PROVIDED INFORMATION:
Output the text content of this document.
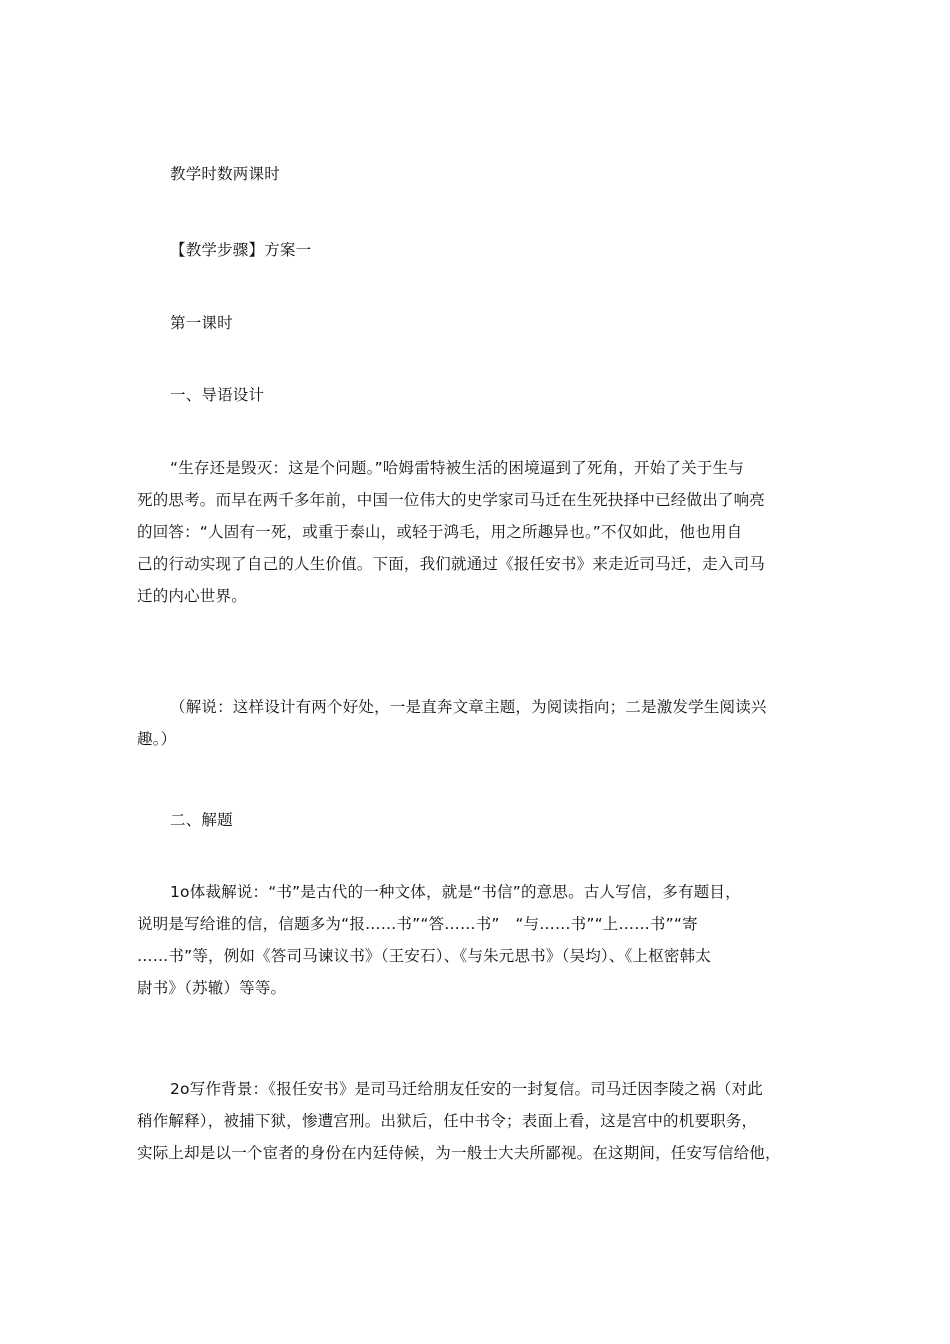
教学时数两课时
【教学步骤】方案一
第一课时
一、导语设计
“生存还是毁灭：这是个问题。”哈姆雷特被生活的困境逼到了死角，开始了关于生与
死的思考。而早在两千多年前，中国一位伟大的史学家司马迁在生死抉择中已经做出了响亮
的回答：“人固有一死，或重于泰山，或轻于鸿毛，用之所趣异也。”不仅如此，他也用自
己的行动实现了自己的人生价值。下面，我们就通过《报任安书》来走近司马迁，走入司马
迁的内心世界。
（解说：这样设计有两个好处，一是直奔文章主题，为阅读指向；二是激发学生阅读兴
趣。）
二、解题
1o体裁解说：“书”是古代的一种文体，就是“书信”的意思。古人写信，多有题目，
说明是写给谁的信，信题多为“报……书”“答……书”　“与……书”“上……书”“寄
……书”等，例如《答司马谏议书》（王安石）、《与朱元思书》（吴均）、《上枢密韩太
尉书》（苏辙）等等。
2o写作背景：《报任安书》是司马迁给朋友任安的一封复信。司马迁因李陵之祸（对此
稍作解释），被捕下狱，惨遭宫刑。出狱后，任中书令；表面上看，这是宫中的机要职务，
实际上却是以一个宦者的身份在内廷侍候，为一般士大夫所鄙视。在这期间，任安写信给他，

GOAL: Give back every line exactly as it stands, pictures excluded.

RESPONSE TO THIS EXERCISE:
Output the text content of this document.
教学时数两课时
【教学步骤】方案一
第一课时
一、导语设计
“生存还是毁灭：这是个问题。”哈姆雷特被生活的困境逼到了死角，开始了关于生与
死的思考。而早在两千多年前，中国一位伟大的史学家司马迁在生死抉择中已经做出了响亮
的回答：“人固有一死，或重于泰山，或轻于鸿毛，用之所趣异也。”不仅如此，他也用自
己的行动实现了自己的人生价值。下面，我们就通过《报任安书》来走近司马迁，走入司马
迁的内心世界。
（解说：这样设计有两个好处，一是直奔文章主题，为阅读指向；二是激发学生阅读兴
趣。）
二、解题
1o体裁解说：“书”是古代的一种文体，就是“书信”的意思。古人写信，多有题目，
说明是写给谁的信，信题多为“报……书”“答……书”　“与……书”“上……书”“寄
……书”等，例如《答司马谏议书》（王安石）、《与朱元思书》（吴均）、《上枢密韩太
尉书》（苏辙）等等。
2o写作背景：《报任安书》是司马迁给朋友任安的一封复信。司马迁因李陵之祸（对此
稍作解释），被捕下狱，惨遭宫刑。出狱后，任中书令；表面上看，这是宫中的机要职务，
实际上却是以一个宦者的身份在内廷侍候，为一般士大夫所鄙视。在这期间，任安写信给他，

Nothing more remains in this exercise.